AIM: Put the lines from the first one up to and including the line with "- data-point-marker: [1726, 431, 1764, 473]" into a Markdown table with the columns Row and Text, leaving out any blank lines.
☆ ☆ ☆ ☆ ☆
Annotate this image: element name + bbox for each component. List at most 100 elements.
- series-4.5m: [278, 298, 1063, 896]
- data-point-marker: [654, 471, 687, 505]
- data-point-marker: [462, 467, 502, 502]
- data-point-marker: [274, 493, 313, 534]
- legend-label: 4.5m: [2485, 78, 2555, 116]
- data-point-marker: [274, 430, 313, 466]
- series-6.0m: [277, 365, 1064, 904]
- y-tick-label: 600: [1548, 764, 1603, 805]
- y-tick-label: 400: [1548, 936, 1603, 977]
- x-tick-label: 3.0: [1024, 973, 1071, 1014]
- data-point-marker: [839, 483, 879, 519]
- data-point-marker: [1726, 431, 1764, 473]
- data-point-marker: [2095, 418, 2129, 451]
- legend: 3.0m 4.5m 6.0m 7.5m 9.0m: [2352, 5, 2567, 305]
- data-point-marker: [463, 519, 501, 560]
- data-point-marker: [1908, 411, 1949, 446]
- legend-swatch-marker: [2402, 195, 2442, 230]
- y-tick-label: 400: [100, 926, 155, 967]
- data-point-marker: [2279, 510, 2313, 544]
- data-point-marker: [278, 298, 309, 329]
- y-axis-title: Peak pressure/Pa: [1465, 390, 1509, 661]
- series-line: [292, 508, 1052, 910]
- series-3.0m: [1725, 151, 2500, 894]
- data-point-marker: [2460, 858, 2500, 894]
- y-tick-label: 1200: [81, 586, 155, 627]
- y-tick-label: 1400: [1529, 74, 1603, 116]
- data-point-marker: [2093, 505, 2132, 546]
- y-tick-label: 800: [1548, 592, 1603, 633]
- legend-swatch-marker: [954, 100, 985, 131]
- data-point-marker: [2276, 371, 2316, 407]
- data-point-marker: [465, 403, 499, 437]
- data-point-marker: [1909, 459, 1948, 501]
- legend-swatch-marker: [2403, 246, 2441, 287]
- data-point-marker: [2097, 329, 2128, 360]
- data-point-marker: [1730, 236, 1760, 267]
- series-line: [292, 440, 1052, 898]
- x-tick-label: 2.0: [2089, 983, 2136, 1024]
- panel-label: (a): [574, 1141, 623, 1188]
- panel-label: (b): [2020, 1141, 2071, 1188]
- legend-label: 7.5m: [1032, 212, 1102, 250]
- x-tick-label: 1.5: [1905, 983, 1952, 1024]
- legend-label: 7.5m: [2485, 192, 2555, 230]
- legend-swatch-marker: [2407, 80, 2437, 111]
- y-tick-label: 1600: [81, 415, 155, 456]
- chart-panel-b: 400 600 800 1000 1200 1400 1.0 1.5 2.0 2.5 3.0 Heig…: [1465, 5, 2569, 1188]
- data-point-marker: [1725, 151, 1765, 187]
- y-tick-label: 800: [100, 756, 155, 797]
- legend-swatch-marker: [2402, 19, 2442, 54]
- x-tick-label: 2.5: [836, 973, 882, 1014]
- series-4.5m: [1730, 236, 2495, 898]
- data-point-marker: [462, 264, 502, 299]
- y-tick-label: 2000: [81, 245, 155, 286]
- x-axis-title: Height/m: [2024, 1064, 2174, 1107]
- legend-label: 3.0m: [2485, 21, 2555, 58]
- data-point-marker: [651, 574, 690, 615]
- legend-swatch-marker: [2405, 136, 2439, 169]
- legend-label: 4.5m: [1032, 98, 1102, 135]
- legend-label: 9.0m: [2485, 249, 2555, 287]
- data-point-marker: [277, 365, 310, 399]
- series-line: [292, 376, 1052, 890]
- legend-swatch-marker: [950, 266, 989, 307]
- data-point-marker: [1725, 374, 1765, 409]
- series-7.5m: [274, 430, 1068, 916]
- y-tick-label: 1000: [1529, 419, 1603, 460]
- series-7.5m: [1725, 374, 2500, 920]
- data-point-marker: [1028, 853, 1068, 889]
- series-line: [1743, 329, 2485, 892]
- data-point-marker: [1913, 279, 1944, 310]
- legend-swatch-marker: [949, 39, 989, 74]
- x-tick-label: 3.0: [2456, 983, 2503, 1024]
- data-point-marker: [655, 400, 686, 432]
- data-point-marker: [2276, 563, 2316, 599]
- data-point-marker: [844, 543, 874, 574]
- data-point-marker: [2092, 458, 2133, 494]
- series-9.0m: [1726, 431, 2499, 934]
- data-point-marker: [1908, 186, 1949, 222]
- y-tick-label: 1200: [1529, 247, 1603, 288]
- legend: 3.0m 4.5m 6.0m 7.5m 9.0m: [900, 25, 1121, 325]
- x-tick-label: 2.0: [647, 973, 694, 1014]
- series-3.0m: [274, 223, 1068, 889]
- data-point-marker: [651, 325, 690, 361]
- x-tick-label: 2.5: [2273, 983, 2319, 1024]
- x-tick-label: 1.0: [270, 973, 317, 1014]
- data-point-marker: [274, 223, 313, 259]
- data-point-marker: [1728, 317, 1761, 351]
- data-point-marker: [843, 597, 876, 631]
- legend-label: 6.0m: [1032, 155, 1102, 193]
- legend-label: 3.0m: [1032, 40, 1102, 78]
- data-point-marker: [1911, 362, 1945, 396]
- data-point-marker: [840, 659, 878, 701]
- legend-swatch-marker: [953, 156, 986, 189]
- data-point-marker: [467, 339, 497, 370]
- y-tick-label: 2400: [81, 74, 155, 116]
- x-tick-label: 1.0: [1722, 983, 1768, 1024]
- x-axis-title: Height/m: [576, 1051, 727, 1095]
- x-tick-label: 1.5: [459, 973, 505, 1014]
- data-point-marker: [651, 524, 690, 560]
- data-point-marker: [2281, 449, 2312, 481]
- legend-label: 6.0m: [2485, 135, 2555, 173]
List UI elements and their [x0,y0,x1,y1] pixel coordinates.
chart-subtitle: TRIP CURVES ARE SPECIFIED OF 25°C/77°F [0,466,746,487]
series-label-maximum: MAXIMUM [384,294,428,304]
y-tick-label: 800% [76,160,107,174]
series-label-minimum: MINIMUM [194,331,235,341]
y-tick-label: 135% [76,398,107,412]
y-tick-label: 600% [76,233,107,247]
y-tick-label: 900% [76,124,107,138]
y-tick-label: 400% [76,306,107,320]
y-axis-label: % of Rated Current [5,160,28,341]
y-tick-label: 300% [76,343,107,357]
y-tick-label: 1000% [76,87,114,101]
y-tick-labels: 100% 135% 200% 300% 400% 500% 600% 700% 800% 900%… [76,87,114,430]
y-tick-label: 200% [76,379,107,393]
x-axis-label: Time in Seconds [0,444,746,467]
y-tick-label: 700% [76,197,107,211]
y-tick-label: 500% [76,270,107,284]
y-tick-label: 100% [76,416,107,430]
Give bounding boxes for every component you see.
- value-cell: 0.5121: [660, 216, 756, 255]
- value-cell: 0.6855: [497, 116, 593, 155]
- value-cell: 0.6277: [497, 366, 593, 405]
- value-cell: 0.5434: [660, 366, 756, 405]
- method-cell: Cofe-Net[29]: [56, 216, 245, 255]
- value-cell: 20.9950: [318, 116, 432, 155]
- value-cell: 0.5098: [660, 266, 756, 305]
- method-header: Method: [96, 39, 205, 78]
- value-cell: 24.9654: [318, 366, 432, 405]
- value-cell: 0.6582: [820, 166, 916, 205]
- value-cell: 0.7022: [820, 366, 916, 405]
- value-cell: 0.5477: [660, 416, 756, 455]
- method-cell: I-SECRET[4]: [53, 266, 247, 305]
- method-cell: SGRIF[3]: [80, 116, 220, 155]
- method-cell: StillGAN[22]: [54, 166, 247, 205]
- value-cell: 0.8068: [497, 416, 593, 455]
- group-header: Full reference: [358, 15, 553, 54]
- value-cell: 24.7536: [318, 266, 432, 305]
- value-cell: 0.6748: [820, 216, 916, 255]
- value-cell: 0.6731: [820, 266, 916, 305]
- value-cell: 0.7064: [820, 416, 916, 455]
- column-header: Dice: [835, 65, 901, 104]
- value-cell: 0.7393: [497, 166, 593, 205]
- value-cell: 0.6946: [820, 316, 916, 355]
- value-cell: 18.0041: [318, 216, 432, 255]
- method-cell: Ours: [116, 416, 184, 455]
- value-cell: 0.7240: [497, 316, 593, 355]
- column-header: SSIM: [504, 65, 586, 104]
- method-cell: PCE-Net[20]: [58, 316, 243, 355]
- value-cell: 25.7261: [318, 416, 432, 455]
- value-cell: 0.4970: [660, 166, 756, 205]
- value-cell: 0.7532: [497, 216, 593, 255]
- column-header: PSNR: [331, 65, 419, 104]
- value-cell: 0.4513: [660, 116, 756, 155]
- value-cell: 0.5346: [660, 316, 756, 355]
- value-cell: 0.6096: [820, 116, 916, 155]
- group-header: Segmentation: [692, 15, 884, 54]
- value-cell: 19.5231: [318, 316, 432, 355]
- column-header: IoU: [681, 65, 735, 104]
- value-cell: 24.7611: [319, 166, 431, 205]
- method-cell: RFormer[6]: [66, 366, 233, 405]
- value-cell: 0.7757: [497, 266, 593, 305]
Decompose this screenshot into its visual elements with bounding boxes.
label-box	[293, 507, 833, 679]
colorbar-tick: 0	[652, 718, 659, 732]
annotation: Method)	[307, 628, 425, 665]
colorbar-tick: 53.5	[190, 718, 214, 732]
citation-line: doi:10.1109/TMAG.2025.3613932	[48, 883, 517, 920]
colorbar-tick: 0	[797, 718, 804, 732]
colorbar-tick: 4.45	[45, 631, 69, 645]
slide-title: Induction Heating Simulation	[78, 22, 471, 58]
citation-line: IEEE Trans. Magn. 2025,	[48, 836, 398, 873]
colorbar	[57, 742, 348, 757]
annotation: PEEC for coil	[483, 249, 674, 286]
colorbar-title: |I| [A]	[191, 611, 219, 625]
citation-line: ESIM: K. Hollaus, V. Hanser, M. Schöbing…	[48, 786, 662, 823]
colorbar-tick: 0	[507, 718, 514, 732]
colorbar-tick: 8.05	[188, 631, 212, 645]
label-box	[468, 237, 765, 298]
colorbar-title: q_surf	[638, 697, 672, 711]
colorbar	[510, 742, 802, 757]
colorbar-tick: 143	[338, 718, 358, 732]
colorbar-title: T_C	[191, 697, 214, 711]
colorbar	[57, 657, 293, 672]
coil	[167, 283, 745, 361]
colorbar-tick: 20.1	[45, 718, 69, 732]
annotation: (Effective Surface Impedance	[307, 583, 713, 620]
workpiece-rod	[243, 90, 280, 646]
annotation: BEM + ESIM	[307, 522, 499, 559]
☆ ☆ ☆ ☆ ☆
COMPLETE ANSWER:
| Row | Text |
|---|---|
| 1 | Annotate this image: element name + bbox for each component. List at most 100 elements. |
| 2 | - series-4.5m: [278, 298, 1063, 896] |
| 3 | - data-point-marker: [654, 471, 687, 505] |
| 4 | - data-point-marker: [462, 467, 502, 502] |
| 5 | - data-point-marker: [274, 493, 313, 534] |
| 6 | - legend-label: 4.5m: [2485, 78, 2555, 116] |
| 7 | - data-point-marker: [274, 430, 313, 466] |
| 8 | - series-6.0m: [277, 365, 1064, 904] |
| 9 | - y-tick-label: 600: [1548, 764, 1603, 805] |
| 10 | - y-tick-label: 400: [1548, 936, 1603, 977] |
| 11 | - x-tick-label: 3.0: [1024, 973, 1071, 1014] |
| 12 | - data-point-marker: [839, 483, 879, 519] |
| 13 | - data-point-marker: [1726, 431, 1764, 473] |